(Stored records)
──────────
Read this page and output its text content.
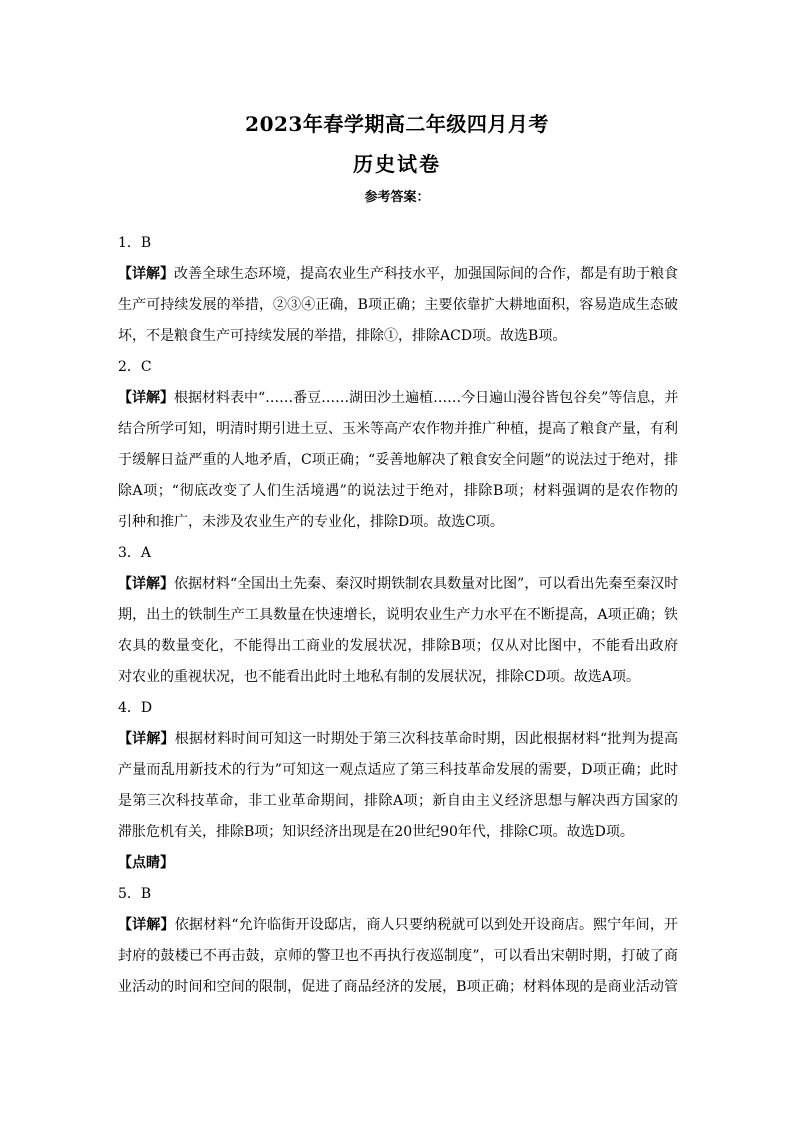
2023年春学期高二年级四月月考
历史试卷
参考答案：
1．B
【详解】改善全球生态环境，提高农业生产科技水平，加强国际间的合作，都是有助于粮食
生产可持续发展的举措，②③④正确，B项正确；主要依靠扩大耕地面积，容易造成生态破
坏，不是粮食生产可持续发展的举措，排除①，排除ACD项。故选B项。
2．C
【详解】根据材料表中“……番豆……湖田沙土遍植……今日遍山漫谷皆包谷矣”等信息，并
结合所学可知，明清时期引进土豆、玉米等高产农作物并推广种植，提高了粮食产量，有利
于缓解日益严重的人地矛盾，C项正确；“妥善地解决了粮食安全问题”的说法过于绝对，排
除A项；“彻底改变了人们生活境遇”的说法过于绝对，排除B项；材料强调的是农作物的
引种和推广，未涉及农业生产的专业化，排除D项。故选C项。
3．A
【详解】依据材料“全国出土先秦、秦汉时期铁制农具数量对比图”，可以看出先秦至秦汉时
期，出土的铁制生产工具数量在快速增长，说明农业生产力水平在不断提高，A项正确；铁
农具的数量变化，不能得出工商业的发展状况，排除B项；仅从对比图中，不能看出政府
对农业的重视状况，也不能看出此时土地私有制的发展状况，排除CD项。故选A项。
4．D
【详解】根据材料时间可知这一时期处于第三次科技革命时期，因此根据材料“批判为提高
产量而乱用新技术的行为”可知这一观点适应了第三科技革命发展的需要，D项正确；此时
是第三次科技革命，非工业革命期间，排除A项；新自由主义经济思想与解决西方国家的
滞胀危机有关，排除B项；知识经济出现是在20世纪90年代，排除C项。故选D项。
【点睛】
5．B
【详解】依据材料“允许临街开设邸店，商人只要纳税就可以到处开设商店。熙宁年间，开
封府的鼓楼已不再击鼓，京师的警卫也不再执行夜巡制度”，可以看出宋朝时期，打破了商
业活动的时间和空间的限制，促进了商品经济的发展，B项正确；材料体现的是商业活动管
──────────
— Given request —
Isolate the lines above that contain the word "依据材料" and copy them.

— Complete answer —
【详解】依据材料“全国出土先秦、秦汉时期铁制农具数量对比图”，可以看出先秦至秦汉时
【详解】依据材料“允许临街开设邸店，商人只要纳税就可以到处开设商店。熙宁年间，开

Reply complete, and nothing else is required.